• Directions
Report how many lines contain the word "title", with no other text.

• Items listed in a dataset
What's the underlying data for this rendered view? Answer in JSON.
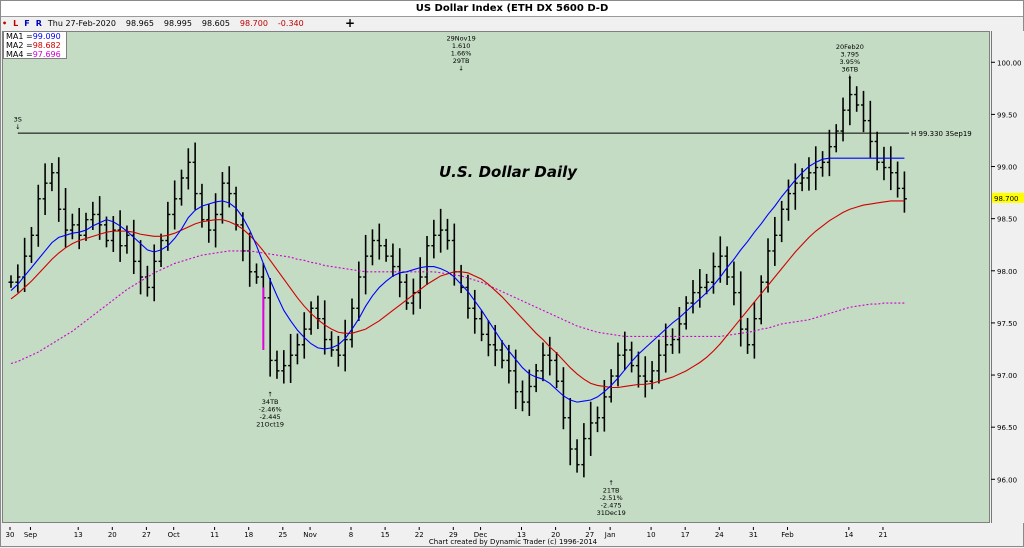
{
  "window": {
    "title": "US Dollar Index (ETH DX 5600 D-D",
    "footer": "Chart created by Dynamic Trader  (c) 1996-2014"
  },
  "toolbar": {
    "buttons": [
      "L",
      "F",
      "R"
    ],
    "button_colors": [
      "#c00000",
      "#0000c0",
      "#0000c0"
    ],
    "date": "Thu 27-Feb-2020",
    "open": "98.965",
    "high": "98.995",
    "low": "98.605",
    "close": "98.700",
    "change": "-0.340",
    "change_color": "#c00000",
    "crosshair_icon": "crosshair-plus-icon"
  },
  "legend": [
    {
      "label": "MA1 =",
      "value": "99.090",
      "color": "#0000ff"
    },
    {
      "label": "MA2 =",
      "value": "98.682",
      "color": "#d00000"
    },
    {
      "label": "MA4 =",
      "value": "97.696",
      "color": "#d000d0"
    }
  ],
  "chart_data": {
    "type": "ohlc-bar",
    "title": "U.S. Dollar Daily",
    "ylim": [
      95.6,
      100.3
    ],
    "yticks": [
      96.0,
      96.5,
      97.0,
      97.5,
      98.0,
      98.5,
      99.0,
      99.5,
      100.0
    ],
    "ytick_labels": [
      "96.00",
      "96.50",
      "97.00",
      "97.50",
      "98.00",
      "98.50",
      "99.00",
      "99.50",
      "100.00"
    ],
    "last_price_label": "98.700",
    "last_price": 98.7,
    "xtick_labels": [
      "30",
      "Sep",
      "13",
      "20",
      "27",
      "Oct",
      "11",
      "18",
      "25",
      "Nov",
      "8",
      "15",
      "22",
      "29",
      "Dec",
      "13",
      "20",
      "27",
      "Jan",
      "10",
      "17",
      "24",
      "31",
      "Feb",
      "14",
      "21"
    ],
    "xtick_bars": [
      0,
      3,
      10,
      15,
      20,
      24,
      30,
      35,
      40,
      44,
      50,
      55,
      60,
      65,
      69,
      75,
      80,
      85,
      88,
      94,
      99,
      104,
      109,
      114,
      123,
      128
    ],
    "bars_count": 132,
    "closes": [
      97.9,
      97.95,
      98.15,
      98.35,
      98.7,
      98.85,
      98.95,
      98.6,
      98.4,
      98.45,
      98.35,
      98.5,
      98.55,
      98.45,
      98.3,
      98.4,
      98.25,
      98.35,
      98.1,
      97.95,
      97.85,
      98.1,
      98.3,
      98.55,
      98.7,
      98.9,
      99.05,
      98.75,
      98.5,
      98.4,
      98.55,
      98.85,
      98.75,
      98.45,
      98.2,
      98.0,
      97.95,
      97.75,
      97.15,
      97.05,
      97.1,
      97.2,
      97.3,
      97.45,
      97.65,
      97.55,
      97.35,
      97.25,
      97.2,
      97.35,
      97.65,
      97.95,
      98.15,
      98.3,
      98.25,
      98.15,
      98.05,
      97.9,
      97.7,
      97.8,
      97.95,
      98.25,
      98.35,
      98.4,
      98.3,
      98.0,
      97.85,
      97.65,
      97.55,
      97.4,
      97.3,
      97.25,
      97.15,
      97.05,
      96.85,
      96.75,
      96.9,
      97.05,
      97.2,
      97.15,
      96.95,
      96.6,
      96.3,
      96.15,
      96.4,
      96.55,
      96.6,
      96.8,
      97.0,
      97.2,
      97.25,
      97.1,
      97.0,
      96.95,
      97.05,
      97.2,
      97.3,
      97.35,
      97.5,
      97.7,
      97.8,
      97.85,
      97.9,
      98.05,
      98.15,
      97.95,
      97.8,
      97.45,
      97.3,
      97.55,
      97.9,
      98.2,
      98.35,
      98.6,
      98.75,
      98.85,
      98.9,
      98.95,
      99.0,
      99.05,
      99.2,
      99.35,
      99.55,
      99.7,
      99.6,
      99.45,
      99.25,
      99.05,
      99.0,
      98.95,
      98.8,
      98.7
    ],
    "hline": {
      "value": 99.33,
      "label": "H 99.330 3Sep19"
    },
    "magenta_bar": {
      "index": 37,
      "low": 97.25,
      "high": 97.85
    },
    "ma1": [
      97.82,
      97.88,
      97.96,
      98.04,
      98.12,
      98.2,
      98.28,
      98.33,
      98.35,
      98.37,
      98.38,
      98.4,
      98.44,
      98.47,
      98.5,
      98.48,
      98.44,
      98.39,
      98.33,
      98.27,
      98.21,
      98.19,
      98.21,
      98.25,
      98.32,
      98.41,
      98.52,
      98.59,
      98.63,
      98.65,
      98.67,
      98.68,
      98.66,
      98.61,
      98.52,
      98.4,
      98.25,
      98.08,
      97.92,
      97.77,
      97.63,
      97.53,
      97.44,
      97.37,
      97.31,
      97.27,
      97.26,
      97.27,
      97.3,
      97.36,
      97.45,
      97.55,
      97.67,
      97.77,
      97.85,
      97.91,
      97.96,
      97.99,
      98.0,
      98.02,
      98.04,
      98.05,
      98.05,
      98.03,
      98.0,
      97.95,
      97.88,
      97.81,
      97.72,
      97.63,
      97.53,
      97.43,
      97.33,
      97.24,
      97.16,
      97.08,
      97.02,
      96.99,
      96.97,
      96.93,
      96.87,
      96.81,
      96.77,
      96.75,
      96.76,
      96.77,
      96.8,
      96.85,
      96.91,
      96.98,
      97.06,
      97.14,
      97.21,
      97.27,
      97.33,
      97.39,
      97.45,
      97.51,
      97.56,
      97.62,
      97.68,
      97.74,
      97.8,
      97.87,
      97.95,
      98.04,
      98.12,
      98.21,
      98.29,
      98.38,
      98.46,
      98.55,
      98.63,
      98.72,
      98.8,
      98.88,
      98.95,
      99.01,
      99.05,
      99.08,
      99.09,
      99.09,
      99.09,
      99.09,
      99.09,
      99.09,
      99.09,
      99.09,
      99.09,
      99.09,
      99.09,
      99.09
    ],
    "ma2": [
      97.74,
      97.79,
      97.85,
      97.91,
      97.98,
      98.05,
      98.12,
      98.18,
      98.23,
      98.27,
      98.3,
      98.32,
      98.34,
      98.36,
      98.38,
      98.39,
      98.39,
      98.39,
      98.38,
      98.36,
      98.35,
      98.34,
      98.34,
      98.35,
      98.37,
      98.4,
      98.43,
      98.46,
      98.48,
      98.49,
      98.5,
      98.5,
      98.48,
      98.45,
      98.41,
      98.35,
      98.28,
      98.2,
      98.11,
      98.02,
      97.93,
      97.84,
      97.75,
      97.67,
      97.6,
      97.54,
      97.49,
      97.45,
      97.42,
      97.41,
      97.41,
      97.43,
      97.45,
      97.49,
      97.53,
      97.58,
      97.63,
      97.68,
      97.73,
      97.78,
      97.83,
      97.88,
      97.92,
      97.96,
      97.98,
      98.0,
      98.0,
      97.99,
      97.96,
      97.93,
      97.88,
      97.82,
      97.76,
      97.69,
      97.62,
      97.55,
      97.48,
      97.41,
      97.35,
      97.28,
      97.22,
      97.15,
      97.08,
      97.02,
      96.97,
      96.93,
      96.91,
      96.9,
      96.89,
      96.89,
      96.9,
      96.91,
      96.92,
      96.92,
      96.93,
      96.95,
      96.97,
      96.99,
      97.02,
      97.05,
      97.09,
      97.13,
      97.18,
      97.24,
      97.31,
      97.39,
      97.47,
      97.55,
      97.63,
      97.71,
      97.79,
      97.87,
      97.95,
      98.03,
      98.11,
      98.19,
      98.26,
      98.33,
      98.39,
      98.44,
      98.49,
      98.53,
      98.57,
      98.6,
      98.62,
      98.64,
      98.65,
      98.66,
      98.67,
      98.68,
      98.68,
      98.68
    ],
    "ma4": [
      97.12,
      97.14,
      97.17,
      97.2,
      97.23,
      97.27,
      97.31,
      97.35,
      97.39,
      97.43,
      97.48,
      97.53,
      97.58,
      97.63,
      97.68,
      97.73,
      97.78,
      97.83,
      97.87,
      97.91,
      97.95,
      97.99,
      98.02,
      98.05,
      98.08,
      98.1,
      98.12,
      98.14,
      98.16,
      98.17,
      98.18,
      98.19,
      98.2,
      98.2,
      98.2,
      98.2,
      98.19,
      98.18,
      98.17,
      98.16,
      98.15,
      98.14,
      98.12,
      98.11,
      98.09,
      98.08,
      98.06,
      98.05,
      98.04,
      98.03,
      98.02,
      98.01,
      98.0,
      98.0,
      98.0,
      98.0,
      98.0,
      98.0,
      98.0,
      98.0,
      98.0,
      98.0,
      98.0,
      97.99,
      97.98,
      97.97,
      97.96,
      97.94,
      97.92,
      97.9,
      97.87,
      97.84,
      97.81,
      97.78,
      97.75,
      97.72,
      97.69,
      97.66,
      97.63,
      97.6,
      97.57,
      97.54,
      97.51,
      97.48,
      97.46,
      97.44,
      97.42,
      97.41,
      97.4,
      97.39,
      97.38,
      97.38,
      97.38,
      97.38,
      97.38,
      97.38,
      97.38,
      97.38,
      97.38,
      97.38,
      97.38,
      97.38,
      97.38,
      97.38,
      97.38,
      97.39,
      97.4,
      97.41,
      97.42,
      97.43,
      97.45,
      97.46,
      97.48,
      97.5,
      97.51,
      97.52,
      97.53,
      97.54,
      97.56,
      97.58,
      97.6,
      97.62,
      97.64,
      97.66,
      97.67,
      97.68,
      97.69,
      97.69,
      97.7,
      97.7,
      97.7,
      97.7
    ],
    "annotations": [
      {
        "bar": 1,
        "value": 99.33,
        "position": "above",
        "lines": [
          "3S",
          "↓"
        ]
      },
      {
        "bar": 66,
        "value": 99.89,
        "position": "above",
        "lines": [
          "29Nov19",
          "1.610",
          "1.66%",
          "29TB",
          "↓"
        ]
      },
      {
        "bar": 123,
        "value": 99.81,
        "position": "above",
        "lines": [
          "20Feb20",
          "3.795",
          "3.95%",
          "36TB",
          "↓"
        ]
      },
      {
        "bar": 38,
        "value": 96.9,
        "position": "below",
        "lines": [
          "↑",
          "34TB",
          "-2.46%",
          "-2.445",
          "21Oct19"
        ]
      },
      {
        "bar": 88,
        "value": 96.05,
        "position": "below",
        "lines": [
          "↑",
          "21TB",
          "-2.51%",
          "-2.475",
          "31Dec19"
        ]
      }
    ]
  }
}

• Output of the exercise
2